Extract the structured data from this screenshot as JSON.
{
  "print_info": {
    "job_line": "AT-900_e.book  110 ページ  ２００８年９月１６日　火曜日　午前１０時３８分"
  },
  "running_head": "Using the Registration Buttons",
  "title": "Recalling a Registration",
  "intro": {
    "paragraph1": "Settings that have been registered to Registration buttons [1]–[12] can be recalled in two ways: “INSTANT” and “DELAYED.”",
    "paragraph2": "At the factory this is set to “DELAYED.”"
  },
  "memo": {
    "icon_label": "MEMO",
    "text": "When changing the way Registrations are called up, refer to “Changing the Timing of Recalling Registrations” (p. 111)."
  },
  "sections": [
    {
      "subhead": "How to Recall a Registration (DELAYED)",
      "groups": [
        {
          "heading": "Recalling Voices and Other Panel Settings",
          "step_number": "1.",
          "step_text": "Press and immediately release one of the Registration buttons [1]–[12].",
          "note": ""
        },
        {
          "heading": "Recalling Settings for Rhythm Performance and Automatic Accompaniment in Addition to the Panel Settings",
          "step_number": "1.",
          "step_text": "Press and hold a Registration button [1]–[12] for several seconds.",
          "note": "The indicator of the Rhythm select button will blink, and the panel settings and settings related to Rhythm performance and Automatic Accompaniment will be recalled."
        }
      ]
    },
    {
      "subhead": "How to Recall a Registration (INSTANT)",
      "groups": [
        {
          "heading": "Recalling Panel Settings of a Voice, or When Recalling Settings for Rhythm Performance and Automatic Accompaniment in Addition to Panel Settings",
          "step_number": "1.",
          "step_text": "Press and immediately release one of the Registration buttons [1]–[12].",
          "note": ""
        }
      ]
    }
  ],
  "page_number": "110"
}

**Do this**
Pick out the lines containing the word "INSTANT" and show them.

**Output for this exercise**
    "paragraph1": "Settings that have been registered to Registration buttons [1]–[12] can be recalled in two ways: “INSTANT” and “DELAYED.”",
      "subhead": "How to Recall a Registration (INSTANT)",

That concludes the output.